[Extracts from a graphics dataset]

»»

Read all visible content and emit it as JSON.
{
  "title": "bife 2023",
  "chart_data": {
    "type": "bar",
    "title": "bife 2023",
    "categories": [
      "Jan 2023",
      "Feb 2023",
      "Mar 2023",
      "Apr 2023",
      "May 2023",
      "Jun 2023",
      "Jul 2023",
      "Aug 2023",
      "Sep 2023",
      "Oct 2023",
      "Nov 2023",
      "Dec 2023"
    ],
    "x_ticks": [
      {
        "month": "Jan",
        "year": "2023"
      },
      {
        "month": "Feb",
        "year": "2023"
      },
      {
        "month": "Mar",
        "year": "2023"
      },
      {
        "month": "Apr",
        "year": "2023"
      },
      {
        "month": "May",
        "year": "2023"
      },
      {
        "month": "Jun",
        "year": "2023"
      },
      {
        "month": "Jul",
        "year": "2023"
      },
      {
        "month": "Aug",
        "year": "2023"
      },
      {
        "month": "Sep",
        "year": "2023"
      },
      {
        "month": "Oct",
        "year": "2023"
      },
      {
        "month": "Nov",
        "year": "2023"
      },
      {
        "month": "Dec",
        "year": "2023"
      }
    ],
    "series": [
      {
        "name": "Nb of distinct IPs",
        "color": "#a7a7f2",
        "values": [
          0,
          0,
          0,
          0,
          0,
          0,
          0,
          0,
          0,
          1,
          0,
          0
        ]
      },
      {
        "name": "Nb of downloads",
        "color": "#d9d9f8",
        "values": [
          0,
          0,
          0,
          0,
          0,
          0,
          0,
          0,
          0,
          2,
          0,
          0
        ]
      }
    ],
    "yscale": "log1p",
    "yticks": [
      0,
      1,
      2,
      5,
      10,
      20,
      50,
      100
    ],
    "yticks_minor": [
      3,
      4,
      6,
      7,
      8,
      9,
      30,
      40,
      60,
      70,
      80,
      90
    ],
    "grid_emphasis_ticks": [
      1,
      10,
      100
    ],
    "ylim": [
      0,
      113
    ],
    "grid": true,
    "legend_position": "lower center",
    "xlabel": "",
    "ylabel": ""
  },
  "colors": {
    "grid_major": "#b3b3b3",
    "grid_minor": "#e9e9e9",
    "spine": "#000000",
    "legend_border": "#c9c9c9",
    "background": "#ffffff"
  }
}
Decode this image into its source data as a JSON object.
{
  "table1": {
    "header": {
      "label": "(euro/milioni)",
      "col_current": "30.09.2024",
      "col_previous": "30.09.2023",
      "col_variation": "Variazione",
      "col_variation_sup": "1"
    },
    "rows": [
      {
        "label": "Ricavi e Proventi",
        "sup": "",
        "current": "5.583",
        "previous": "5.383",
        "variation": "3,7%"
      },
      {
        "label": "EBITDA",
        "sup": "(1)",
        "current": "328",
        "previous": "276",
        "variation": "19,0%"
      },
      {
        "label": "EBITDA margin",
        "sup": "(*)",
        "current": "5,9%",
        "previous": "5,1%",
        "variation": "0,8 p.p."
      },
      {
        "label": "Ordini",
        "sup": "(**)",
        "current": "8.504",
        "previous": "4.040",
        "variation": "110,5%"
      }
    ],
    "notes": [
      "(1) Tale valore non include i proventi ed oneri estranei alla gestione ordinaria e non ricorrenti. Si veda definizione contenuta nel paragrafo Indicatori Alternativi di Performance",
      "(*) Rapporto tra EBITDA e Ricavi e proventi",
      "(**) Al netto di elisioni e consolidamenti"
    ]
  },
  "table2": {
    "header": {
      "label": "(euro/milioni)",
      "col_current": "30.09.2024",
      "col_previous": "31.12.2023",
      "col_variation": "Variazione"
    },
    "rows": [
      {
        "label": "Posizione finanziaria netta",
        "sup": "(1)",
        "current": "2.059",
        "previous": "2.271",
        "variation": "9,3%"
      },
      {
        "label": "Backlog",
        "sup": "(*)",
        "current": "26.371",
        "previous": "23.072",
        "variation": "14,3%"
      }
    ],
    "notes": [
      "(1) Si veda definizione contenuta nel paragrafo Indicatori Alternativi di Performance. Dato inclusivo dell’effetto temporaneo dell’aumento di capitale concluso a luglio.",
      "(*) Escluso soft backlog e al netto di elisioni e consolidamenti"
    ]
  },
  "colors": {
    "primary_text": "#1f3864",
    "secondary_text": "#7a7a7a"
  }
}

««

• _Short task_: Write the entries again, exactly as they stand.

• _The result_:
Read all visible content and emit it as JSON.
{
  "title": "bife 2023",
  "chart_data": {
    "type": "bar",
    "title": "bife 2023",
    "categories": [
      "Jan 2023",
      "Feb 2023",
      "Mar 2023",
      "Apr 2023",
      "May 2023",
      "Jun 2023",
      "Jul 2023",
      "Aug 2023",
      "Sep 2023",
      "Oct 2023",
      "Nov 2023",
      "Dec 2023"
    ],
    "x_ticks": [
      {
        "month": "Jan",
        "year": "2023"
      },
      {
        "month": "Feb",
        "year": "2023"
      },
      {
        "month": "Mar",
        "year": "2023"
      },
      {
        "month": "Apr",
        "year": "2023"
      },
      {
        "month": "May",
        "year": "2023"
      },
      {
        "month": "Jun",
        "year": "2023"
      },
      {
        "month": "Jul",
        "year": "2023"
      },
      {
        "month": "Aug",
        "year": "2023"
      },
      {
        "month": "Sep",
        "year": "2023"
      },
      {
        "month": "Oct",
        "year": "2023"
      },
      {
        "month": "Nov",
        "year": "2023"
      },
      {
        "month": "Dec",
        "year": "2023"
      }
    ],
    "series": [
      {
        "name": "Nb of distinct IPs",
        "color": "#a7a7f2",
        "values": [
          0,
          0,
          0,
          0,
          0,
          0,
          0,
          0,
          0,
          1,
          0,
          0
        ]
      },
      {
        "name": "Nb of downloads",
        "color": "#d9d9f8",
        "values": [
          0,
          0,
          0,
          0,
          0,
          0,
          0,
          0,
          0,
          2,
          0,
          0
        ]
      }
    ],
    "yscale": "log1p",
    "yticks": [
      0,
      1,
      2,
      5,
      10,
      20,
      50,
      100
    ],
    "yticks_minor": [
      3,
      4,
      6,
      7,
      8,
      9,
      30,
      40,
      60,
      70,
      80,
      90
    ],
    "grid_emphasis_ticks": [
      1,
      10,
      100
    ],
    "ylim": [
      0,
      113
    ],
    "grid": true,
    "legend_position": "lower center",
    "xlabel": "",
    "ylabel": ""
  },
  "colors": {
    "grid_major": "#b3b3b3",
    "grid_minor": "#e9e9e9",
    "spine": "#000000",
    "legend_border": "#c9c9c9",
    "background": "#ffffff"
  }
}
Decode this image into its source data as a JSON object.
{
  "table1": {
    "header": {
      "label": "(euro/milioni)",
      "col_current": "30.09.2024",
      "col_previous": "30.09.2023",
      "col_variation": "Variazione",
      "col_variation_sup": "1"
    },
    "rows": [
      {
        "label": "Ricavi e Proventi",
        "sup": "",
        "current": "5.583",
        "previous": "5.383",
        "variation": "3,7%"
      },
      {
        "label": "EBITDA",
        "sup": "(1)",
        "current": "328",
        "previous": "276",
        "variation": "19,0%"
      },
      {
        "label": "EBITDA margin",
        "sup": "(*)",
        "current": "5,9%",
        "previous": "5,1%",
        "variation": "0,8 p.p."
      },
      {
        "label": "Ordini",
        "sup": "(**)",
        "current": "8.504",
        "previous": "4.040",
        "variation": "110,5%"
      }
    ],
    "notes": [
      "(1) Tale valore non include i proventi ed oneri estranei alla gestione ordinaria e non ricorrenti. Si veda definizione contenuta nel paragrafo Indicatori Alternativi di Performance",
      "(*) Rapporto tra EBITDA e Ricavi e proventi",
      "(**) Al netto di elisioni e consolidamenti"
    ]
  },
  "table2": {
    "header": {
      "label": "(euro/milioni)",
      "col_current": "30.09.2024",
      "col_previous": "31.12.2023",
      "col_variation": "Variazione"
    },
    "rows": [
      {
        "label": "Posizione finanziaria netta",
        "sup": "(1)",
        "current": "2.059",
        "previous": "2.271",
        "variation": "9,3%"
      },
      {
        "label": "Backlog",
        "sup": "(*)",
        "current": "26.371",
        "previous": "23.072",
        "variation": "14,3%"
      }
    ],
    "notes": [
      "(1) Si veda definizione contenuta nel paragrafo Indicatori Alternativi di Performance. Dato inclusivo dell’effetto temporaneo dell’aumento di capitale concluso a luglio.",
      "(*) Escluso soft backlog e al netto di elisioni e consolidamenti"
    ]
  },
  "colors": {
    "primary_text": "#1f3864",
    "secondary_text": "#7a7a7a"
  }
}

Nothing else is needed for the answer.